Return the records, each one exactly as written.

__RECORDS SHOWN__:
^^^^

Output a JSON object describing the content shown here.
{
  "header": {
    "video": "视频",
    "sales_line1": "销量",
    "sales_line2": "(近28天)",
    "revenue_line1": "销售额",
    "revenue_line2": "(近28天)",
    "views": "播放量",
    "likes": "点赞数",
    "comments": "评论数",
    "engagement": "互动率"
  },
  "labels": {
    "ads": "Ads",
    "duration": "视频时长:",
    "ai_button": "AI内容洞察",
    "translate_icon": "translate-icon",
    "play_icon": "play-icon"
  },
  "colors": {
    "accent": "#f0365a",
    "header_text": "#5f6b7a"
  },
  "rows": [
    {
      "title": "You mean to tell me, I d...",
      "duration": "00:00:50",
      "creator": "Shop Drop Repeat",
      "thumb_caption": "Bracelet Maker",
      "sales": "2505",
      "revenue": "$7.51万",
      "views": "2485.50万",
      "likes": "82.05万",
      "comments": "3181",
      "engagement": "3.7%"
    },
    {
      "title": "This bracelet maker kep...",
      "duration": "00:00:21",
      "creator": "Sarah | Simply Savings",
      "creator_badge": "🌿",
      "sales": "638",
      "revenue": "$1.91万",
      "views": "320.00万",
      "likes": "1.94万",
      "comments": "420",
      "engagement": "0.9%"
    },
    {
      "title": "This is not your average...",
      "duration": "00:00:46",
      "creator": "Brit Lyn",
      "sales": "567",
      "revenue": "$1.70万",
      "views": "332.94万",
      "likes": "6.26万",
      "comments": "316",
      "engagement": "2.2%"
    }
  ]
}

^^^^

__ANSWER FOR THE TASK__:
Output a JSON object describing the content shown here.
{
  "header": {
    "video": "视频",
    "sales_line1": "销量",
    "sales_line2": "(近28天)",
    "revenue_line1": "销售额",
    "revenue_line2": "(近28天)",
    "views": "播放量",
    "likes": "点赞数",
    "comments": "评论数",
    "engagement": "互动率"
  },
  "labels": {
    "ads": "Ads",
    "duration": "视频时长:",
    "ai_button": "AI内容洞察",
    "translate_icon": "translate-icon",
    "play_icon": "play-icon"
  },
  "colors": {
    "accent": "#f0365a",
    "header_text": "#5f6b7a"
  },
  "rows": [
    {
      "title": "You mean to tell me, I d...",
      "duration": "00:00:50",
      "creator": "Shop Drop Repeat",
      "thumb_caption": "Bracelet Maker",
      "sales": "2505",
      "revenue": "$7.51万",
      "views": "2485.50万",
      "likes": "82.05万",
      "comments": "3181",
      "engagement": "3.7%"
    },
    {
      "title": "This bracelet maker kep...",
      "duration": "00:00:21",
      "creator": "Sarah | Simply Savings",
      "creator_badge": "🌿",
      "sales": "638",
      "revenue": "$1.91万",
      "views": "320.00万",
      "likes": "1.94万",
      "comments": "420",
      "engagement": "0.9%"
    },
    {
      "title": "This is not your average...",
      "duration": "00:00:46",
      "creator": "Brit Lyn",
      "sales": "567",
      "revenue": "$1.70万",
      "views": "332.94万",
      "likes": "6.26万",
      "comments": "316",
      "engagement": "2.2%"
    }
  ]
}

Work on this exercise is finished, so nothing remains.